*What the exercise asks*: Extract the lines below from the one containing "day-cell[interactable] <box>632 290" through the one containing "edit-icon[interactable] <box>960 14", and copy each one unchanged.

*Material for this task*:
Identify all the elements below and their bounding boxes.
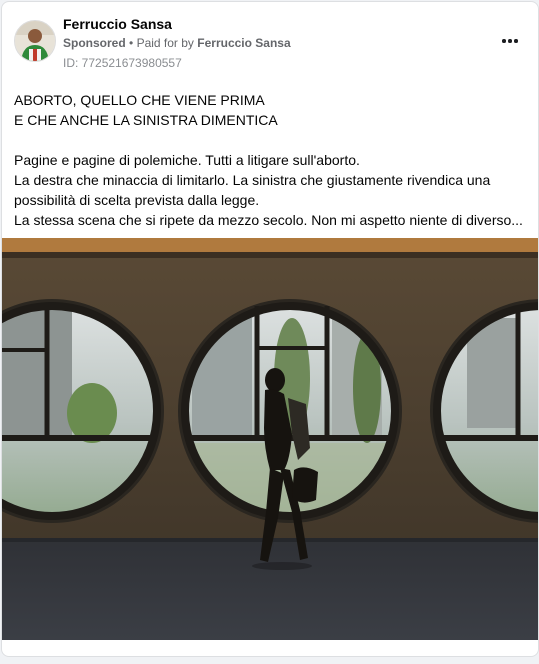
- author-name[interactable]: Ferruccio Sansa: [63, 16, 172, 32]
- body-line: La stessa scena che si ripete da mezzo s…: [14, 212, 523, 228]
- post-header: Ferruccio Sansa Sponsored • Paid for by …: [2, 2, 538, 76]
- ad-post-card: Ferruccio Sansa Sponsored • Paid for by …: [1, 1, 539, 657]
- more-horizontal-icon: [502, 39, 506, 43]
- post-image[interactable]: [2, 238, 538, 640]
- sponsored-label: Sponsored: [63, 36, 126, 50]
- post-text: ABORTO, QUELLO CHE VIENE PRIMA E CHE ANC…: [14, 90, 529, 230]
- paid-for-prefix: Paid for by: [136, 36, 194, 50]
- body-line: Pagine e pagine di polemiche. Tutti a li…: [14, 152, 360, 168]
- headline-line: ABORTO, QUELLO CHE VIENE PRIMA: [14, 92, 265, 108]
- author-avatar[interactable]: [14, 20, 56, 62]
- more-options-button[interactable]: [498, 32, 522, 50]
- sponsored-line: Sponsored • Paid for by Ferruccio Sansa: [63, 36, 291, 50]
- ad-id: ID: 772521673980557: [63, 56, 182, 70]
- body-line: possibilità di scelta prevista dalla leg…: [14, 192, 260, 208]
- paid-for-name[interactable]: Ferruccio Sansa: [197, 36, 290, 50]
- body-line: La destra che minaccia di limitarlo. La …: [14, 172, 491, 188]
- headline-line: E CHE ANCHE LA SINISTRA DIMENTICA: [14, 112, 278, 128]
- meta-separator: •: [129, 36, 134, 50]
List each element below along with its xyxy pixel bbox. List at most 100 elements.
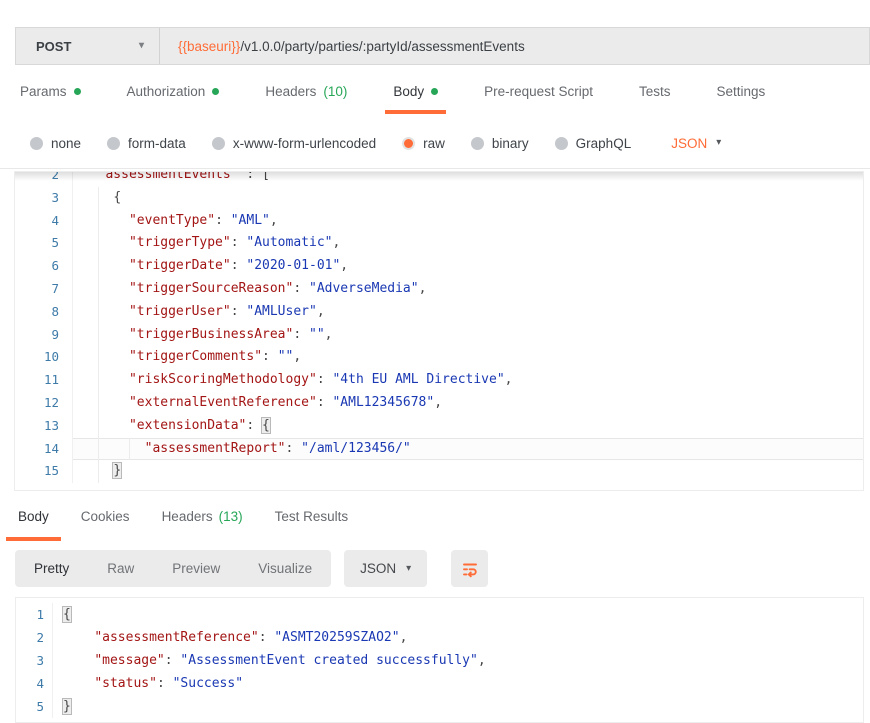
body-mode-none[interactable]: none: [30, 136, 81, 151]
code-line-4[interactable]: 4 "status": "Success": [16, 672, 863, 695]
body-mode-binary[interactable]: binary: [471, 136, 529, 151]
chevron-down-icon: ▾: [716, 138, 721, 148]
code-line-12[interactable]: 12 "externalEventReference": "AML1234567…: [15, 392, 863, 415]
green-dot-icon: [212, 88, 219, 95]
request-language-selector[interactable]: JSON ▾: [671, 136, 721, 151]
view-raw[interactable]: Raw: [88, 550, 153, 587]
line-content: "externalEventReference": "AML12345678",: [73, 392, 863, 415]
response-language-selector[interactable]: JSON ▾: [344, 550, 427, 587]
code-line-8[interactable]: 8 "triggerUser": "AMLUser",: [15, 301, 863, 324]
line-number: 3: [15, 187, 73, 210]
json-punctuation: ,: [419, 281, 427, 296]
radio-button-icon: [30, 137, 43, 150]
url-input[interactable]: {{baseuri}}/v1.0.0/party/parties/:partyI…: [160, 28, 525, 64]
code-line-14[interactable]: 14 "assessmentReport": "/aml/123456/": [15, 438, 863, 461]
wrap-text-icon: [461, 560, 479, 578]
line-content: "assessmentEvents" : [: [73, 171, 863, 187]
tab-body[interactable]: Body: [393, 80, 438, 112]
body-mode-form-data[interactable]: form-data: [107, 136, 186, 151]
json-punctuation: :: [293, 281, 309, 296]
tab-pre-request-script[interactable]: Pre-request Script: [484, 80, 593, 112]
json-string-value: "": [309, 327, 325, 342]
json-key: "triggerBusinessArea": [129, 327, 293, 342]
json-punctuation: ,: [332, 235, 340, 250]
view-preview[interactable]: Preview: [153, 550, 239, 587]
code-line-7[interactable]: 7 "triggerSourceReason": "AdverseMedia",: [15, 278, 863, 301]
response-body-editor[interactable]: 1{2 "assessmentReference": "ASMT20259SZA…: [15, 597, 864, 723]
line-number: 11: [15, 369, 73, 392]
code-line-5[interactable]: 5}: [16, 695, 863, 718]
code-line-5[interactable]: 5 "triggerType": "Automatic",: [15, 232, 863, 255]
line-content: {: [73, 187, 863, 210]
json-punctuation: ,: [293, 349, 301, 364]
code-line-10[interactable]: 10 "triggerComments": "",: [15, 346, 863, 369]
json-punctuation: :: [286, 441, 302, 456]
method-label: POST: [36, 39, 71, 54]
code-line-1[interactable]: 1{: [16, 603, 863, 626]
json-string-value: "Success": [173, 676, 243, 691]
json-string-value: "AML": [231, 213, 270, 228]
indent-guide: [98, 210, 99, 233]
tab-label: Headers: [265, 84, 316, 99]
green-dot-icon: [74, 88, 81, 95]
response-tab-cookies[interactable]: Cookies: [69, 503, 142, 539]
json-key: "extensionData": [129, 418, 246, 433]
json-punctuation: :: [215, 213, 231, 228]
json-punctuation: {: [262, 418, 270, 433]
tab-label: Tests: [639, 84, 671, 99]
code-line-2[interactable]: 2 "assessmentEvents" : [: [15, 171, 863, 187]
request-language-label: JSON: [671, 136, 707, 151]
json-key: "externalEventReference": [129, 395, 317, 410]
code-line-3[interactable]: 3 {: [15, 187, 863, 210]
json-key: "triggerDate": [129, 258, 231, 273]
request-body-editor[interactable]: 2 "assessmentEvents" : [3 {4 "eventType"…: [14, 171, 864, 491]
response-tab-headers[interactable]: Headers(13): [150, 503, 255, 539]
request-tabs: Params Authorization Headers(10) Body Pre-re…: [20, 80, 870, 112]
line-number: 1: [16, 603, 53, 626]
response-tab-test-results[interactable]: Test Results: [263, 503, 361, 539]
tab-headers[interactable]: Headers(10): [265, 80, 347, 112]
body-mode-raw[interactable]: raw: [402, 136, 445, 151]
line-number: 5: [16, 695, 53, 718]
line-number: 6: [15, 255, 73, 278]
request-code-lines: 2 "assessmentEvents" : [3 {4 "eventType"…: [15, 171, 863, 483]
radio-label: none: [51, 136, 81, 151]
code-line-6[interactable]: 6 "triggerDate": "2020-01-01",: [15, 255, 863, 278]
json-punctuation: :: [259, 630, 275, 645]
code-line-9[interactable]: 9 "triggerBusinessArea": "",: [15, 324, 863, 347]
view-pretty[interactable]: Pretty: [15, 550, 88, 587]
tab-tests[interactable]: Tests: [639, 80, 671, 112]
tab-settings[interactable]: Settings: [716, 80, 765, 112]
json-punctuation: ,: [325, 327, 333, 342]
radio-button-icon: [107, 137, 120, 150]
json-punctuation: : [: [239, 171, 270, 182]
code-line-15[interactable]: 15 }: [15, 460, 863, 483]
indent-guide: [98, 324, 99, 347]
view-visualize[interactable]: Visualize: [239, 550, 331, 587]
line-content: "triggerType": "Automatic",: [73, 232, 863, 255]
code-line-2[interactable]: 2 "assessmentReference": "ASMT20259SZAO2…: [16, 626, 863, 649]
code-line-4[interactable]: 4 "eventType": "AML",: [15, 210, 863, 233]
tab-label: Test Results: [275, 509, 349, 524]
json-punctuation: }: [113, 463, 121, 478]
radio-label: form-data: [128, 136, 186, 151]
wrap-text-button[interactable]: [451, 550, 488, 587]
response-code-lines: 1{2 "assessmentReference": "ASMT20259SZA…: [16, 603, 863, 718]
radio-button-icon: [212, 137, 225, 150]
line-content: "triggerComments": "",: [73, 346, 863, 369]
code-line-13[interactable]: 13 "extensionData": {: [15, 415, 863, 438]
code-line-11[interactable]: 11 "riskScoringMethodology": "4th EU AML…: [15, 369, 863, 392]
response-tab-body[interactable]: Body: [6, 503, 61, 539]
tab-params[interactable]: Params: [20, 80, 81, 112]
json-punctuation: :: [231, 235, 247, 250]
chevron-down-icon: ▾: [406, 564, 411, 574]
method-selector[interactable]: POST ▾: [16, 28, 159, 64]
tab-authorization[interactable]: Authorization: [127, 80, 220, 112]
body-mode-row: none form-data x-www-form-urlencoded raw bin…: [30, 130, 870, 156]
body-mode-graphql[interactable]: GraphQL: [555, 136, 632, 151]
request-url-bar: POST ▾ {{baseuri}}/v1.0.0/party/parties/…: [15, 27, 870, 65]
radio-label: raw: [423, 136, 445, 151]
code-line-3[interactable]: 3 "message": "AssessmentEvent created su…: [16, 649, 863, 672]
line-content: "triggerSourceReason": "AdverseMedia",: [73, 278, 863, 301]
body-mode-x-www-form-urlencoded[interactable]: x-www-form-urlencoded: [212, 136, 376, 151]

==

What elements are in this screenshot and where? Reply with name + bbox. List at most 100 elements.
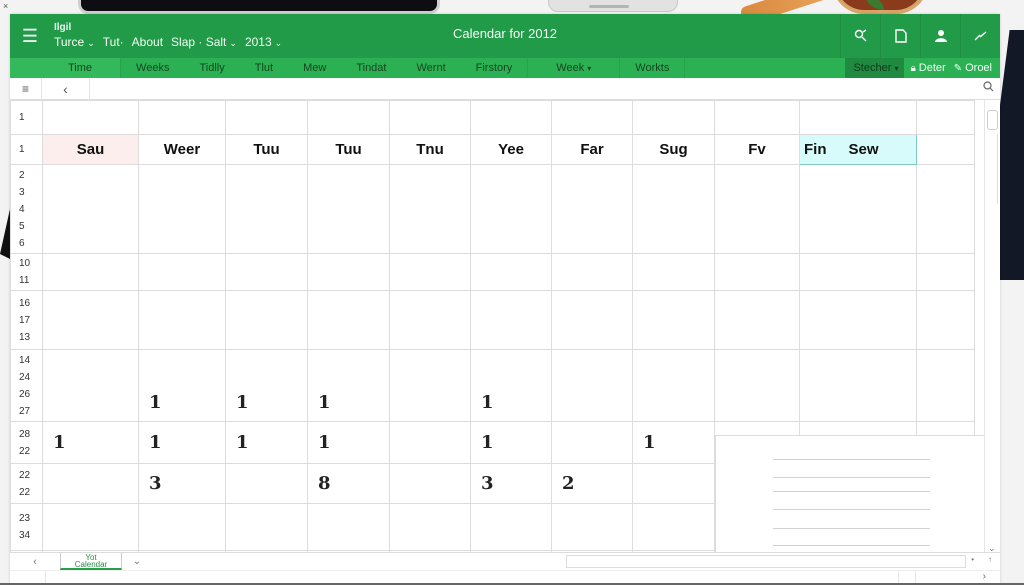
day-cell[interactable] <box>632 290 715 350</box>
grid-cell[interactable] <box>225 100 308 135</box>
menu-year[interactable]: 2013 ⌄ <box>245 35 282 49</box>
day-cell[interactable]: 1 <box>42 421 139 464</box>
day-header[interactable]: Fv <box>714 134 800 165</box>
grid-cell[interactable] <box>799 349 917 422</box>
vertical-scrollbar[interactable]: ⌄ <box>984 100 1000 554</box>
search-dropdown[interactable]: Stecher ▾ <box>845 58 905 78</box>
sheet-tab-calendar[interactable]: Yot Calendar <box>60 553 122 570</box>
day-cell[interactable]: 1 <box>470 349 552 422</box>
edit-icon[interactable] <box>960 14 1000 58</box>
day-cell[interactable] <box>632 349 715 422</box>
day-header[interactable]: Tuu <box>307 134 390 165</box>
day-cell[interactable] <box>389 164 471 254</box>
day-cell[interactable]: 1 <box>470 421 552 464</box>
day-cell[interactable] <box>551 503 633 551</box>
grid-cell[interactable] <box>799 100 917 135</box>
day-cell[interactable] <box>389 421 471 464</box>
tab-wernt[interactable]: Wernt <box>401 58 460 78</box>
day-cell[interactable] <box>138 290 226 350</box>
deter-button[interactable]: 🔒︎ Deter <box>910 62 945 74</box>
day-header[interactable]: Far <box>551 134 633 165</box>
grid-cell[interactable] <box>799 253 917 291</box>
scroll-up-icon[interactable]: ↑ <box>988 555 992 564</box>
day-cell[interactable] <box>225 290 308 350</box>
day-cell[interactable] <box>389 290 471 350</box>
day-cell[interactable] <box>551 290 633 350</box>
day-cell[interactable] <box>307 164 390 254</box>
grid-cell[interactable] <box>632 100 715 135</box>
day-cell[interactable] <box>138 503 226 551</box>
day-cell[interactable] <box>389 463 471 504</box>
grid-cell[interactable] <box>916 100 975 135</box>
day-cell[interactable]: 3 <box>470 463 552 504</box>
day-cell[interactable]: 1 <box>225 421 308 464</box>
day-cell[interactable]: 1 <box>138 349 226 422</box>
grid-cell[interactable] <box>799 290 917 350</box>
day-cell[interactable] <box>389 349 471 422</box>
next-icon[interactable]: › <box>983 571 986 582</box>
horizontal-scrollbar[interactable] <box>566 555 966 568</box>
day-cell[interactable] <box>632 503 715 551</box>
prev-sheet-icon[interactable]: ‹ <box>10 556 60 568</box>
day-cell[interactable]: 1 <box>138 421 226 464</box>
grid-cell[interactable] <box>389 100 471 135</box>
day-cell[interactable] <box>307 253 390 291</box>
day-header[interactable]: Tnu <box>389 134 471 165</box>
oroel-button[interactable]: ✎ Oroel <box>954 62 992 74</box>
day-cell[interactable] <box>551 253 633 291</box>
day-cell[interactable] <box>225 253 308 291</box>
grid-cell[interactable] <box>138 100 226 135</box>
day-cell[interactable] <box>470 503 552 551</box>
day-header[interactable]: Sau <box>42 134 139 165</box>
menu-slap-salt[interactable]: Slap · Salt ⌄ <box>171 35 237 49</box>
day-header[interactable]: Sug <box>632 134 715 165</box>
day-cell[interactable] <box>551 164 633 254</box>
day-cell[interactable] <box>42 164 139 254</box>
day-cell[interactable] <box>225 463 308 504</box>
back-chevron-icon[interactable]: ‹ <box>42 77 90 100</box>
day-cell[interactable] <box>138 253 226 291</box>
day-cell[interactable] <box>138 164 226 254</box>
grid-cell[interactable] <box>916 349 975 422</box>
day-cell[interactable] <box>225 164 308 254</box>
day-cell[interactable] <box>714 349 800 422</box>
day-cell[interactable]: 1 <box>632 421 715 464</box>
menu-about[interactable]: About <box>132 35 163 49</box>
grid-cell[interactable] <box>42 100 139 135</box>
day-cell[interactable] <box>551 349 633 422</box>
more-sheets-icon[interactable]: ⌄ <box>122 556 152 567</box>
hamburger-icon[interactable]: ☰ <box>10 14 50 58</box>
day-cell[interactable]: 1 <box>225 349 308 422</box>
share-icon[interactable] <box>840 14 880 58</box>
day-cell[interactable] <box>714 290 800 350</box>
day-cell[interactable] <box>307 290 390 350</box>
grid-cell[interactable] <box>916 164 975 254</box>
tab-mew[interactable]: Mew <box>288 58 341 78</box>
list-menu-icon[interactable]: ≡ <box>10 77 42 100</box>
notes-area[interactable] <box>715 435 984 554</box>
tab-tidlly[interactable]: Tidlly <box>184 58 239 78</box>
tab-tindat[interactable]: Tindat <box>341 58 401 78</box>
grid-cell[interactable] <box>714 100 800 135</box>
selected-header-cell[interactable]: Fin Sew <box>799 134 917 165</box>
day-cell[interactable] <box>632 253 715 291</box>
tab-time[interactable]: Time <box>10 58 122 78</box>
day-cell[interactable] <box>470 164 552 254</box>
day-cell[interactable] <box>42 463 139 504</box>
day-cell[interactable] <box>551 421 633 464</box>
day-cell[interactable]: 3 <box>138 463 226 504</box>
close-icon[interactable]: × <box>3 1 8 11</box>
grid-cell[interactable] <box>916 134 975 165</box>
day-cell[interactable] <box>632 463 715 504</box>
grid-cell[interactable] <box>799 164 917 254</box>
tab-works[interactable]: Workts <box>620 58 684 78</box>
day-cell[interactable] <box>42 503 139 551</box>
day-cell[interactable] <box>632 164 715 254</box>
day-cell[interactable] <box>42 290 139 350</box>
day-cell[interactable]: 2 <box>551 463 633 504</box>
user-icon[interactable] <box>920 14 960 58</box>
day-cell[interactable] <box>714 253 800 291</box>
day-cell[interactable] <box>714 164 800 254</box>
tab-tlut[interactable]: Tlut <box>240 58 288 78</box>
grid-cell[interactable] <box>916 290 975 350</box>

*Solution for this problem*:
day-cell[interactable] <box>632 290 715 350</box>
grid-cell[interactable] <box>225 100 308 135</box>
menu-year[interactable]: 2013 ⌄ <box>245 35 282 49</box>
day-cell[interactable]: 1 <box>42 421 139 464</box>
day-header[interactable]: Fv <box>714 134 800 165</box>
grid-cell[interactable] <box>799 349 917 422</box>
vertical-scrollbar[interactable]: ⌄ <box>984 100 1000 554</box>
search-dropdown[interactable]: Stecher ▾ <box>845 58 905 78</box>
sheet-tab-calendar[interactable]: Yot Calendar <box>60 553 122 570</box>
day-cell[interactable]: 1 <box>470 349 552 422</box>
edit-icon[interactable] <box>960 14 1000 58</box>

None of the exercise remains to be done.